Study text START

It was a tossup between LOU RAWLS and Johnny Hartman for this spot. Lou called heads.
Lou started out as a gospel singer and while still a boy he sang with Sam Cooke, who wasn’t much older than Lou, in a gospel group. He also met and sang with Curtis Mayfield around the same time.
Over the years Lou has sung gospel, soul and R&B music but he was always essentially a jazz singer as is amply demonstrated on his version of Summertime.
BILL EVANS was one of the best jazz pianists. This assessment of his abilities was shared by Miles Davis who requested that he join (or rejoin, really) him to record the “Kind of Blue” album.
Bill was classically trained; he started lessons on the piano when he was only six. He was also proficient on the flute and violin.
He rebelled against the restrictions of classical music – he wasn’t allowed to improvise so he switched to jazz in his early teenage years and started playing professionally before he was 20. Unfortunately, he had a long-time problem with drugs and he died at age 51.
To give us a rock & roll perspective on the song here’s Janis Joplin in front of BIG BROTHER AND THE HOLDING COMPANY.
This was a regular inclusion in their live sets and appeared on their most famous album “Cheap Thrills”. Instead of that one here’s the song from a live album of theirs “Live at The Carousel Ballroom,” recorded in 1968.

Study text END

> **What this exercise asks**:
**A.** In the musician profiles, at what age did Bill Evans start piano lessons?
**B.** Repeat word for word the part of the musician profiles from "He rebelled against" to "THE HOLDING COMPANY.".

Data section START

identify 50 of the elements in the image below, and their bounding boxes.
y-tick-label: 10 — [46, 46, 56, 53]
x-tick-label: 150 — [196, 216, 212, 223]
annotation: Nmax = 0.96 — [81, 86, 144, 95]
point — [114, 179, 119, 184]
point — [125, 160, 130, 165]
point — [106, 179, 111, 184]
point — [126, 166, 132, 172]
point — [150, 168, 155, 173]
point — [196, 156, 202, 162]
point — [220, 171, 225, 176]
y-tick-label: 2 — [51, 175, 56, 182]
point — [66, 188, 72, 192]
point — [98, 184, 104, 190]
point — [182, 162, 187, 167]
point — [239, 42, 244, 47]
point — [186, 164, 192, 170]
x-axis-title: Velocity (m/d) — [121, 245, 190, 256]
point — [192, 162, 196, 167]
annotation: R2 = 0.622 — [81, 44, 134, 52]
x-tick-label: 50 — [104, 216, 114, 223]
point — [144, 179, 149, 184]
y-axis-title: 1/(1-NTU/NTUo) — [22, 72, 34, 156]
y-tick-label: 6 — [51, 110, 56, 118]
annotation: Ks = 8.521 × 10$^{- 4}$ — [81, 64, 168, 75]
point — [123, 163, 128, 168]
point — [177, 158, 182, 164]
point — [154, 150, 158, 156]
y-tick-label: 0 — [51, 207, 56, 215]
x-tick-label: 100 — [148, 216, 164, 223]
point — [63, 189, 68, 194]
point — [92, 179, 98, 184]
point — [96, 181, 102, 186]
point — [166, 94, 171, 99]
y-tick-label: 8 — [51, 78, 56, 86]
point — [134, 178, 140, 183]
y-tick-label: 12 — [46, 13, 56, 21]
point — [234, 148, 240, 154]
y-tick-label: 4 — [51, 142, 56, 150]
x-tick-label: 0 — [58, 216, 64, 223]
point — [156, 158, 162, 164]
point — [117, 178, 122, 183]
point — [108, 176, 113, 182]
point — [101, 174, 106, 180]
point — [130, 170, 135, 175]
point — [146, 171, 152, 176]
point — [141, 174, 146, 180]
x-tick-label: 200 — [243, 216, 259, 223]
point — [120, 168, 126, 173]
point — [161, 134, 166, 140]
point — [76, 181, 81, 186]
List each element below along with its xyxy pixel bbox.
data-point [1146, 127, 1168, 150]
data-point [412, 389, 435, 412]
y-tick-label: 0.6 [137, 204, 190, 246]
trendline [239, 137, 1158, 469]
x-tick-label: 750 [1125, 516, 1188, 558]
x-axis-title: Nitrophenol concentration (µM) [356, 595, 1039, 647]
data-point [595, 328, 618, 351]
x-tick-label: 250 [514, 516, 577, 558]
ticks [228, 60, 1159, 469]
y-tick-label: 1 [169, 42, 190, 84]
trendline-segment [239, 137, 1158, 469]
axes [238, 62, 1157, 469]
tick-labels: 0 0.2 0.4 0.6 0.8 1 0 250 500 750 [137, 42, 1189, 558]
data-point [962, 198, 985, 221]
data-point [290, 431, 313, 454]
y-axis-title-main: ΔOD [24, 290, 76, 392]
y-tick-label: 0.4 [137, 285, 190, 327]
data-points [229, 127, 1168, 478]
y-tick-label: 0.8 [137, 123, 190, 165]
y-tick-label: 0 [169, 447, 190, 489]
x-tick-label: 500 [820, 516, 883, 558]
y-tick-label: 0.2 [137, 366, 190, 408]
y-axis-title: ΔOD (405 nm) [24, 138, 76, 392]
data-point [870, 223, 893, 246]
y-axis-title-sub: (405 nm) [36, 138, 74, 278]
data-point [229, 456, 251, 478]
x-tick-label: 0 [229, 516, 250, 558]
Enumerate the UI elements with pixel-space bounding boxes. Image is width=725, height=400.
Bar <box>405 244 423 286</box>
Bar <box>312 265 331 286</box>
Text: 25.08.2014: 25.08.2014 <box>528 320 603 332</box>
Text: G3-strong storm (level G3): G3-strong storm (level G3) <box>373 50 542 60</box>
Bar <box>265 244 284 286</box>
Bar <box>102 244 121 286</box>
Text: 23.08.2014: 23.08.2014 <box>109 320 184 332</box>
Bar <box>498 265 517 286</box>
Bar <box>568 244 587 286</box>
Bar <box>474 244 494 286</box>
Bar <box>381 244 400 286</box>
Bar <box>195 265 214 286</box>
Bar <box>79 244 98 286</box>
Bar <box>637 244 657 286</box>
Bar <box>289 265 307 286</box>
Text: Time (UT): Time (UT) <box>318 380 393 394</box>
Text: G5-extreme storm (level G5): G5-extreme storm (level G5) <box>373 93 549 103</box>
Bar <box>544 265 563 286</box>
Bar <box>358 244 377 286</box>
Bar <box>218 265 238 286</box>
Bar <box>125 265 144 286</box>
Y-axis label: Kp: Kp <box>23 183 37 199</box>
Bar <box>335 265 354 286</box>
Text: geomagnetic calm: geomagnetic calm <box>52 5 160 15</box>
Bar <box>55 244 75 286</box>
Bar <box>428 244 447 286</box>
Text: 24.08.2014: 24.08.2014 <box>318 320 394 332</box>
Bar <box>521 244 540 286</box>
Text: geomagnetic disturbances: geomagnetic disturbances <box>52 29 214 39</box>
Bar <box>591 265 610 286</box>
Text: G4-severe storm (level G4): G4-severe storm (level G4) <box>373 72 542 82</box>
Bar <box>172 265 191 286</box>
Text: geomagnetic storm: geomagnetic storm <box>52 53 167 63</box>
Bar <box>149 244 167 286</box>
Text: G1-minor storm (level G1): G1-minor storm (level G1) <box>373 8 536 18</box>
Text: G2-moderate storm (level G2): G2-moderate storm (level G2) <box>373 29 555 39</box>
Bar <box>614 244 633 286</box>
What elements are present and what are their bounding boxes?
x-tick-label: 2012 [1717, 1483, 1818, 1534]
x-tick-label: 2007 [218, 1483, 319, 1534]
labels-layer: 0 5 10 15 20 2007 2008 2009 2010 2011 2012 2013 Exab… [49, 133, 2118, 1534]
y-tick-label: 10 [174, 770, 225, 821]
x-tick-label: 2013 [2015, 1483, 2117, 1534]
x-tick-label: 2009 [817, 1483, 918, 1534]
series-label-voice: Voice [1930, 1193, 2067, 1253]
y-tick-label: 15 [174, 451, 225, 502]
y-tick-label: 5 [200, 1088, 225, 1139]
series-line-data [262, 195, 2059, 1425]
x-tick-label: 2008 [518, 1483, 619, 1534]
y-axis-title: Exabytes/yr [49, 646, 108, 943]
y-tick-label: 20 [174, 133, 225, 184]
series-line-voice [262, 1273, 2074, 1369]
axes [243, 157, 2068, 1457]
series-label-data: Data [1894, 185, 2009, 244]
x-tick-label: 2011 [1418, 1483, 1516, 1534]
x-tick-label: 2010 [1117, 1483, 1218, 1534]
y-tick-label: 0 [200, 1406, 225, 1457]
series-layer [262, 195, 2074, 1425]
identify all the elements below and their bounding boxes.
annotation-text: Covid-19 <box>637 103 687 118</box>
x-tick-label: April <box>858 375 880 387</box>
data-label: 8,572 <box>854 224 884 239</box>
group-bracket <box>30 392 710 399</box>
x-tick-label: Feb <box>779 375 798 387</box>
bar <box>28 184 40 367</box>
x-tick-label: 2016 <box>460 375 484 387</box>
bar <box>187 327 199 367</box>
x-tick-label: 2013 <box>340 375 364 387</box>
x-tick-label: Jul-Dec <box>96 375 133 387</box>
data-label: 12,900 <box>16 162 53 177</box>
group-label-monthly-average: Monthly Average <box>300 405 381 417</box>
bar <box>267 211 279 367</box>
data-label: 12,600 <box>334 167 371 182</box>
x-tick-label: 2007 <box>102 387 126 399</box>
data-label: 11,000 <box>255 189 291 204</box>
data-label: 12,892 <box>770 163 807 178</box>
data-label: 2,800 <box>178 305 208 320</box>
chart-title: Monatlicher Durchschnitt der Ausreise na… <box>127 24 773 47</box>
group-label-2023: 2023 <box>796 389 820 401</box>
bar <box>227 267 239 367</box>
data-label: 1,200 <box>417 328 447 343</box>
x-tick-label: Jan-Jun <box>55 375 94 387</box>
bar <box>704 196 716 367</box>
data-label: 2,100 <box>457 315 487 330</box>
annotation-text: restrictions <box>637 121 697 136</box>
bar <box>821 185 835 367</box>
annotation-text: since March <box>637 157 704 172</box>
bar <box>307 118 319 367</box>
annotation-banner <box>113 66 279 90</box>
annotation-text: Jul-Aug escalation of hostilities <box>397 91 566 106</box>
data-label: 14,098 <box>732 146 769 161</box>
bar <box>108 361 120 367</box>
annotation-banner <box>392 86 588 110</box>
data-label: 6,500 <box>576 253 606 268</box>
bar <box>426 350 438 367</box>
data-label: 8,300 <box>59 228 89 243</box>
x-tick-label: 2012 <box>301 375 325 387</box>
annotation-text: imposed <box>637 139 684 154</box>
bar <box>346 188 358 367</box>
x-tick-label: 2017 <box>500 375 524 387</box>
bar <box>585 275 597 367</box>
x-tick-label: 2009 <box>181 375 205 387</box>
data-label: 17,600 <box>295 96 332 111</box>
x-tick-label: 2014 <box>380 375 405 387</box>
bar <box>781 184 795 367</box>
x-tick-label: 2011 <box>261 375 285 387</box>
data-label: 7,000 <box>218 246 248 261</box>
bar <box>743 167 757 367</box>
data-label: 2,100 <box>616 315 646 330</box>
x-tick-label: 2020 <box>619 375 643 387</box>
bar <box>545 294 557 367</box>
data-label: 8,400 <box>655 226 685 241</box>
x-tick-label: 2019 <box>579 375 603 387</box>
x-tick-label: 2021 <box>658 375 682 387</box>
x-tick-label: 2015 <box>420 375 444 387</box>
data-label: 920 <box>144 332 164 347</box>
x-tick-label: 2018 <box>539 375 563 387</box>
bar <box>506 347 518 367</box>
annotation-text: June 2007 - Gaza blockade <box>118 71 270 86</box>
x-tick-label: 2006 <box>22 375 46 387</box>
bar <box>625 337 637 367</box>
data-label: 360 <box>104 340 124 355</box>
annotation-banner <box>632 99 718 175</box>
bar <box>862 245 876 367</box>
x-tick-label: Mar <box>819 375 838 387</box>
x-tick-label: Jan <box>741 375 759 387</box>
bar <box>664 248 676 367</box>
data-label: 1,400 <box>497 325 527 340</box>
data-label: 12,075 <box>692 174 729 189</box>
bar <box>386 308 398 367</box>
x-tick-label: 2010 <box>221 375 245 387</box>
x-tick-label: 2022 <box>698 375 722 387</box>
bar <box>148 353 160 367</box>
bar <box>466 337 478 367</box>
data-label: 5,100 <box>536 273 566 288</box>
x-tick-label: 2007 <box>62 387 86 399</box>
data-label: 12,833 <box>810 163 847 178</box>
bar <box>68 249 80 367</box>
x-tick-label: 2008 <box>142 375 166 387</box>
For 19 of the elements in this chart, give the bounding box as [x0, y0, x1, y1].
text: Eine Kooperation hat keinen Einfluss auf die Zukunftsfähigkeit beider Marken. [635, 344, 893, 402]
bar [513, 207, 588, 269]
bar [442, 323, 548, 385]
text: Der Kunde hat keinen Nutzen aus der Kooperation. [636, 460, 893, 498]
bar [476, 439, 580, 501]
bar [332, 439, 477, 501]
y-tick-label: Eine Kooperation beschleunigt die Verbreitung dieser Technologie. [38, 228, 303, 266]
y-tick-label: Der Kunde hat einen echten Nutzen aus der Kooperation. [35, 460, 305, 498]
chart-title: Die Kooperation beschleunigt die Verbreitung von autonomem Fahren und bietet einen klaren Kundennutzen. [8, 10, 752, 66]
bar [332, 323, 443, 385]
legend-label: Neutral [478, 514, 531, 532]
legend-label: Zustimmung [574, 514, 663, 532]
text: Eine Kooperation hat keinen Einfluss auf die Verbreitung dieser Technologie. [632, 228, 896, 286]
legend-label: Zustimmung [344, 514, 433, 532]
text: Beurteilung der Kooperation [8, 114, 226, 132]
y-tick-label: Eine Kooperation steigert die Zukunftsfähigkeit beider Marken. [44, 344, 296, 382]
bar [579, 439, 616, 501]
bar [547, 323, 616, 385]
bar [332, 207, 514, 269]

Data section END

> **Results in order**:
**A.** He started at six.

**B.**
He rebelled against the restrictions of classical music – he wasn’t allowed to improvise so he switched to jazz in his early teenage years and started playing professionally before he was 20. Unfortunately, he had a long-time problem with drugs and he died at age 51.
To give us a rock & roll perspective on the song here’s Janis Joplin in front of BIG BROTHER AND THE HOLDING COMPANY.